Go through the material and write it all out exactly, minus the pictures.

- [Available data]
========================================
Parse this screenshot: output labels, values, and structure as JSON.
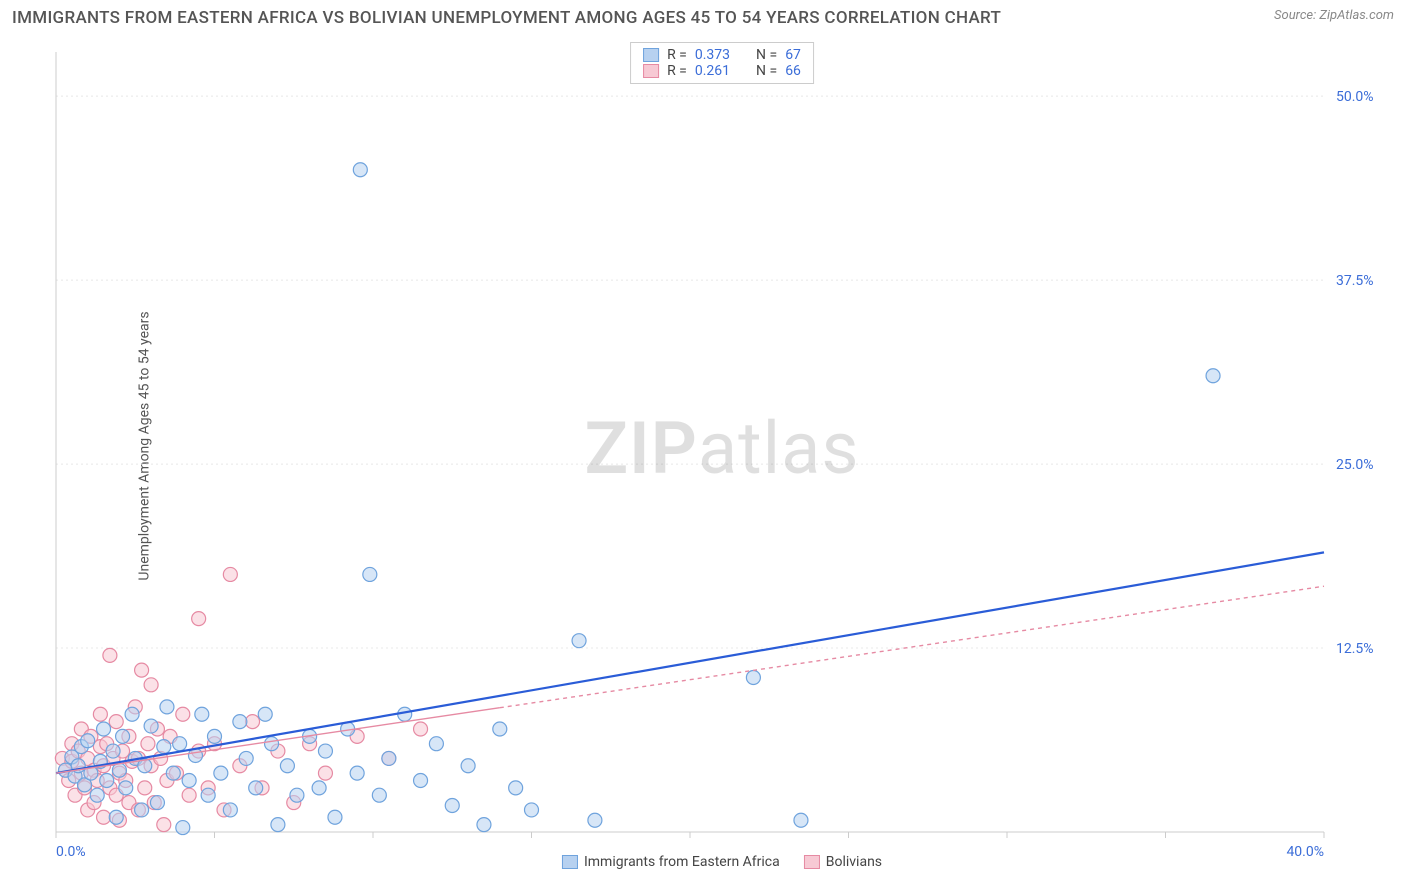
{
  "header": {
    "title": "IMMIGRANTS FROM EASTERN AFRICA VS BOLIVIAN UNEMPLOYMENT AMONG AGES 45 TO 54 YEARS CORRELATION CHART",
    "source": "Source: ZipAtlas.com"
  },
  "watermark": {
    "zip": "ZIP",
    "atlas": "atlas"
  },
  "chart": {
    "type": "scatter",
    "y_label": "Unemployment Among Ages 45 to 54 years",
    "x_range": [
      0,
      40
    ],
    "y_range": [
      0,
      53
    ],
    "x_ticks": [
      {
        "v": 0,
        "label": "0.0%"
      },
      {
        "v": 5,
        "label": ""
      },
      {
        "v": 10,
        "label": ""
      },
      {
        "v": 15,
        "label": ""
      },
      {
        "v": 20,
        "label": ""
      },
      {
        "v": 25,
        "label": ""
      },
      {
        "v": 30,
        "label": ""
      },
      {
        "v": 35,
        "label": ""
      },
      {
        "v": 40,
        "label": "40.0%"
      }
    ],
    "y_ticks": [
      {
        "v": 12.5,
        "label": "12.5%"
      },
      {
        "v": 25.0,
        "label": "25.0%"
      },
      {
        "v": 37.5,
        "label": "37.5%"
      },
      {
        "v": 50.0,
        "label": "50.0%"
      }
    ],
    "grid_color": "#e8e8e8",
    "axis_color": "#cccccc",
    "tick_label_color": "#3b6dd8",
    "marker_radius": 7,
    "marker_stroke_width": 1.2,
    "series": [
      {
        "name": "Immigrants from Eastern Africa",
        "fill": "#b7d1f0",
        "stroke": "#6fa3dd",
        "fill_opacity": 0.55,
        "trend": {
          "x1": 0,
          "y1": 4.0,
          "x2": 40,
          "y2": 19.0,
          "color": "#2a5cd7",
          "width": 2.2,
          "dash": ""
        },
        "R": "0.373",
        "N": "67",
        "points": [
          [
            0.3,
            4.2
          ],
          [
            0.5,
            5.1
          ],
          [
            0.6,
            3.8
          ],
          [
            0.7,
            4.5
          ],
          [
            0.8,
            5.8
          ],
          [
            0.9,
            3.2
          ],
          [
            1.0,
            6.2
          ],
          [
            1.1,
            4.0
          ],
          [
            1.3,
            2.5
          ],
          [
            1.4,
            4.8
          ],
          [
            1.5,
            7.0
          ],
          [
            1.6,
            3.5
          ],
          [
            1.8,
            5.5
          ],
          [
            1.9,
            1.0
          ],
          [
            2.0,
            4.2
          ],
          [
            2.1,
            6.5
          ],
          [
            2.2,
            3.0
          ],
          [
            2.4,
            8.0
          ],
          [
            2.5,
            5.0
          ],
          [
            2.7,
            1.5
          ],
          [
            2.8,
            4.5
          ],
          [
            3.0,
            7.2
          ],
          [
            3.2,
            2.0
          ],
          [
            3.4,
            5.8
          ],
          [
            3.5,
            8.5
          ],
          [
            3.7,
            4.0
          ],
          [
            3.9,
            6.0
          ],
          [
            4.0,
            0.3
          ],
          [
            4.2,
            3.5
          ],
          [
            4.4,
            5.2
          ],
          [
            4.6,
            8.0
          ],
          [
            4.8,
            2.5
          ],
          [
            5.0,
            6.5
          ],
          [
            5.2,
            4.0
          ],
          [
            5.5,
            1.5
          ],
          [
            5.8,
            7.5
          ],
          [
            6.0,
            5.0
          ],
          [
            6.3,
            3.0
          ],
          [
            6.6,
            8.0
          ],
          [
            6.8,
            6.0
          ],
          [
            7.0,
            0.5
          ],
          [
            7.3,
            4.5
          ],
          [
            7.6,
            2.5
          ],
          [
            8.0,
            6.5
          ],
          [
            8.3,
            3.0
          ],
          [
            8.5,
            5.5
          ],
          [
            8.8,
            1.0
          ],
          [
            9.2,
            7.0
          ],
          [
            9.5,
            4.0
          ],
          [
            9.9,
            17.5
          ],
          [
            10.2,
            2.5
          ],
          [
            10.5,
            5.0
          ],
          [
            11.0,
            8.0
          ],
          [
            11.5,
            3.5
          ],
          [
            12.0,
            6.0
          ],
          [
            12.5,
            1.8
          ],
          [
            13.0,
            4.5
          ],
          [
            13.5,
            0.5
          ],
          [
            14.0,
            7.0
          ],
          [
            14.5,
            3.0
          ],
          [
            15.0,
            1.5
          ],
          [
            16.5,
            13.0
          ],
          [
            17.0,
            0.8
          ],
          [
            9.6,
            45.0
          ],
          [
            22.0,
            10.5
          ],
          [
            23.5,
            0.8
          ],
          [
            36.5,
            31.0
          ]
        ]
      },
      {
        "name": "Bolivians",
        "fill": "#f7c9d4",
        "stroke": "#e68aa3",
        "fill_opacity": 0.55,
        "trend": {
          "x1": 0,
          "y1": 4.0,
          "x2": 40,
          "y2": 16.7,
          "color": "#e68aa3",
          "width": 1.4,
          "dash": "4 4",
          "solid_until": 14
        },
        "R": "0.261",
        "N": "66",
        "points": [
          [
            0.2,
            5.0
          ],
          [
            0.3,
            4.2
          ],
          [
            0.4,
            3.5
          ],
          [
            0.5,
            6.0
          ],
          [
            0.5,
            4.8
          ],
          [
            0.6,
            2.5
          ],
          [
            0.7,
            5.5
          ],
          [
            0.8,
            4.0
          ],
          [
            0.8,
            7.0
          ],
          [
            0.9,
            3.0
          ],
          [
            1.0,
            1.5
          ],
          [
            1.0,
            5.0
          ],
          [
            1.1,
            6.5
          ],
          [
            1.2,
            4.2
          ],
          [
            1.2,
            2.0
          ],
          [
            1.3,
            3.5
          ],
          [
            1.4,
            5.8
          ],
          [
            1.4,
            8.0
          ],
          [
            1.5,
            1.0
          ],
          [
            1.5,
            4.5
          ],
          [
            1.6,
            6.0
          ],
          [
            1.7,
            3.0
          ],
          [
            1.7,
            12.0
          ],
          [
            1.8,
            5.0
          ],
          [
            1.9,
            2.5
          ],
          [
            1.9,
            7.5
          ],
          [
            2.0,
            4.0
          ],
          [
            2.0,
            0.8
          ],
          [
            2.1,
            5.5
          ],
          [
            2.2,
            3.5
          ],
          [
            2.3,
            6.5
          ],
          [
            2.3,
            2.0
          ],
          [
            2.4,
            4.8
          ],
          [
            2.5,
            8.5
          ],
          [
            2.6,
            1.5
          ],
          [
            2.6,
            5.0
          ],
          [
            2.7,
            11.0
          ],
          [
            2.8,
            3.0
          ],
          [
            2.9,
            6.0
          ],
          [
            3.0,
            4.5
          ],
          [
            3.0,
            10.0
          ],
          [
            3.1,
            2.0
          ],
          [
            3.2,
            7.0
          ],
          [
            3.3,
            5.0
          ],
          [
            3.4,
            0.5
          ],
          [
            3.5,
            3.5
          ],
          [
            3.6,
            6.5
          ],
          [
            3.8,
            4.0
          ],
          [
            4.0,
            8.0
          ],
          [
            4.2,
            2.5
          ],
          [
            4.5,
            5.5
          ],
          [
            4.5,
            14.5
          ],
          [
            4.8,
            3.0
          ],
          [
            5.0,
            6.0
          ],
          [
            5.3,
            1.5
          ],
          [
            5.5,
            17.5
          ],
          [
            5.8,
            4.5
          ],
          [
            6.2,
            7.5
          ],
          [
            6.5,
            3.0
          ],
          [
            7.0,
            5.5
          ],
          [
            7.5,
            2.0
          ],
          [
            8.0,
            6.0
          ],
          [
            8.5,
            4.0
          ],
          [
            9.5,
            6.5
          ],
          [
            10.5,
            5.0
          ],
          [
            11.5,
            7.0
          ]
        ]
      }
    ],
    "legend_top": {
      "r_label": "R =",
      "n_label": "N ="
    },
    "legend_bottom": {}
  }
}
========================================
- [Solution]
Parse this screenshot: output labels, values, and structure as JSON.
{
  "header": {
    "title": "IMMIGRANTS FROM EASTERN AFRICA VS BOLIVIAN UNEMPLOYMENT AMONG AGES 45 TO 54 YEARS CORRELATION CHART",
    "source": "Source: ZipAtlas.com"
  },
  "watermark": {
    "zip": "ZIP",
    "atlas": "atlas"
  },
  "chart": {
    "type": "scatter",
    "y_label": "Unemployment Among Ages 45 to 54 years",
    "x_range": [
      0,
      40
    ],
    "y_range": [
      0,
      53
    ],
    "x_ticks": [
      {
        "v": 0,
        "label": "0.0%"
      },
      {
        "v": 5,
        "label": ""
      },
      {
        "v": 10,
        "label": ""
      },
      {
        "v": 15,
        "label": ""
      },
      {
        "v": 20,
        "label": ""
      },
      {
        "v": 25,
        "label": ""
      },
      {
        "v": 30,
        "label": ""
      },
      {
        "v": 35,
        "label": ""
      },
      {
        "v": 40,
        "label": "40.0%"
      }
    ],
    "y_ticks": [
      {
        "v": 12.5,
        "label": "12.5%"
      },
      {
        "v": 25.0,
        "label": "25.0%"
      },
      {
        "v": 37.5,
        "label": "37.5%"
      },
      {
        "v": 50.0,
        "label": "50.0%"
      }
    ],
    "grid_color": "#e8e8e8",
    "axis_color": "#cccccc",
    "tick_label_color": "#3b6dd8",
    "marker_radius": 7,
    "marker_stroke_width": 1.2,
    "series": [
      {
        "name": "Immigrants from Eastern Africa",
        "fill": "#b7d1f0",
        "stroke": "#6fa3dd",
        "fill_opacity": 0.55,
        "trend": {
          "x1": 0,
          "y1": 4.0,
          "x2": 40,
          "y2": 19.0,
          "color": "#2a5cd7",
          "width": 2.2,
          "dash": ""
        },
        "R": "0.373",
        "N": "67",
        "points": [
          [
            0.3,
            4.2
          ],
          [
            0.5,
            5.1
          ],
          [
            0.6,
            3.8
          ],
          [
            0.7,
            4.5
          ],
          [
            0.8,
            5.8
          ],
          [
            0.9,
            3.2
          ],
          [
            1.0,
            6.2
          ],
          [
            1.1,
            4.0
          ],
          [
            1.3,
            2.5
          ],
          [
            1.4,
            4.8
          ],
          [
            1.5,
            7.0
          ],
          [
            1.6,
            3.5
          ],
          [
            1.8,
            5.5
          ],
          [
            1.9,
            1.0
          ],
          [
            2.0,
            4.2
          ],
          [
            2.1,
            6.5
          ],
          [
            2.2,
            3.0
          ],
          [
            2.4,
            8.0
          ],
          [
            2.5,
            5.0
          ],
          [
            2.7,
            1.5
          ],
          [
            2.8,
            4.5
          ],
          [
            3.0,
            7.2
          ],
          [
            3.2,
            2.0
          ],
          [
            3.4,
            5.8
          ],
          [
            3.5,
            8.5
          ],
          [
            3.7,
            4.0
          ],
          [
            3.9,
            6.0
          ],
          [
            4.0,
            0.3
          ],
          [
            4.2,
            3.5
          ],
          [
            4.4,
            5.2
          ],
          [
            4.6,
            8.0
          ],
          [
            4.8,
            2.5
          ],
          [
            5.0,
            6.5
          ],
          [
            5.2,
            4.0
          ],
          [
            5.5,
            1.5
          ],
          [
            5.8,
            7.5
          ],
          [
            6.0,
            5.0
          ],
          [
            6.3,
            3.0
          ],
          [
            6.6,
            8.0
          ],
          [
            6.8,
            6.0
          ],
          [
            7.0,
            0.5
          ],
          [
            7.3,
            4.5
          ],
          [
            7.6,
            2.5
          ],
          [
            8.0,
            6.5
          ],
          [
            8.3,
            3.0
          ],
          [
            8.5,
            5.5
          ],
          [
            8.8,
            1.0
          ],
          [
            9.2,
            7.0
          ],
          [
            9.5,
            4.0
          ],
          [
            9.9,
            17.5
          ],
          [
            10.2,
            2.5
          ],
          [
            10.5,
            5.0
          ],
          [
            11.0,
            8.0
          ],
          [
            11.5,
            3.5
          ],
          [
            12.0,
            6.0
          ],
          [
            12.5,
            1.8
          ],
          [
            13.0,
            4.5
          ],
          [
            13.5,
            0.5
          ],
          [
            14.0,
            7.0
          ],
          [
            14.5,
            3.0
          ],
          [
            15.0,
            1.5
          ],
          [
            16.5,
            13.0
          ],
          [
            17.0,
            0.8
          ],
          [
            9.6,
            45.0
          ],
          [
            22.0,
            10.5
          ],
          [
            23.5,
            0.8
          ],
          [
            36.5,
            31.0
          ]
        ]
      },
      {
        "name": "Bolivians",
        "fill": "#f7c9d4",
        "stroke": "#e68aa3",
        "fill_opacity": 0.55,
        "trend": {
          "x1": 0,
          "y1": 4.0,
          "x2": 40,
          "y2": 16.7,
          "color": "#e68aa3",
          "width": 1.4,
          "dash": "4 4",
          "solid_until": 14
        },
        "R": "0.261",
        "N": "66",
        "points": [
          [
            0.2,
            5.0
          ],
          [
            0.3,
            4.2
          ],
          [
            0.4,
            3.5
          ],
          [
            0.5,
            6.0
          ],
          [
            0.5,
            4.8
          ],
          [
            0.6,
            2.5
          ],
          [
            0.7,
            5.5
          ],
          [
            0.8,
            4.0
          ],
          [
            0.8,
            7.0
          ],
          [
            0.9,
            3.0
          ],
          [
            1.0,
            1.5
          ],
          [
            1.0,
            5.0
          ],
          [
            1.1,
            6.5
          ],
          [
            1.2,
            4.2
          ],
          [
            1.2,
            2.0
          ],
          [
            1.3,
            3.5
          ],
          [
            1.4,
            5.8
          ],
          [
            1.4,
            8.0
          ],
          [
            1.5,
            1.0
          ],
          [
            1.5,
            4.5
          ],
          [
            1.6,
            6.0
          ],
          [
            1.7,
            3.0
          ],
          [
            1.7,
            12.0
          ],
          [
            1.8,
            5.0
          ],
          [
            1.9,
            2.5
          ],
          [
            1.9,
            7.5
          ],
          [
            2.0,
            4.0
          ],
          [
            2.0,
            0.8
          ],
          [
            2.1,
            5.5
          ],
          [
            2.2,
            3.5
          ],
          [
            2.3,
            6.5
          ],
          [
            2.3,
            2.0
          ],
          [
            2.4,
            4.8
          ],
          [
            2.5,
            8.5
          ],
          [
            2.6,
            1.5
          ],
          [
            2.6,
            5.0
          ],
          [
            2.7,
            11.0
          ],
          [
            2.8,
            3.0
          ],
          [
            2.9,
            6.0
          ],
          [
            3.0,
            4.5
          ],
          [
            3.0,
            10.0
          ],
          [
            3.1,
            2.0
          ],
          [
            3.2,
            7.0
          ],
          [
            3.3,
            5.0
          ],
          [
            3.4,
            0.5
          ],
          [
            3.5,
            3.5
          ],
          [
            3.6,
            6.5
          ],
          [
            3.8,
            4.0
          ],
          [
            4.0,
            8.0
          ],
          [
            4.2,
            2.5
          ],
          [
            4.5,
            5.5
          ],
          [
            4.5,
            14.5
          ],
          [
            4.8,
            3.0
          ],
          [
            5.0,
            6.0
          ],
          [
            5.3,
            1.5
          ],
          [
            5.5,
            17.5
          ],
          [
            5.8,
            4.5
          ],
          [
            6.2,
            7.5
          ],
          [
            6.5,
            3.0
          ],
          [
            7.0,
            5.5
          ],
          [
            7.5,
            2.0
          ],
          [
            8.0,
            6.0
          ],
          [
            8.5,
            4.0
          ],
          [
            9.5,
            6.5
          ],
          [
            10.5,
            5.0
          ],
          [
            11.5,
            7.0
          ]
        ]
      }
    ],
    "legend_top": {
      "r_label": "R =",
      "n_label": "N ="
    },
    "legend_bottom": {}
  }
}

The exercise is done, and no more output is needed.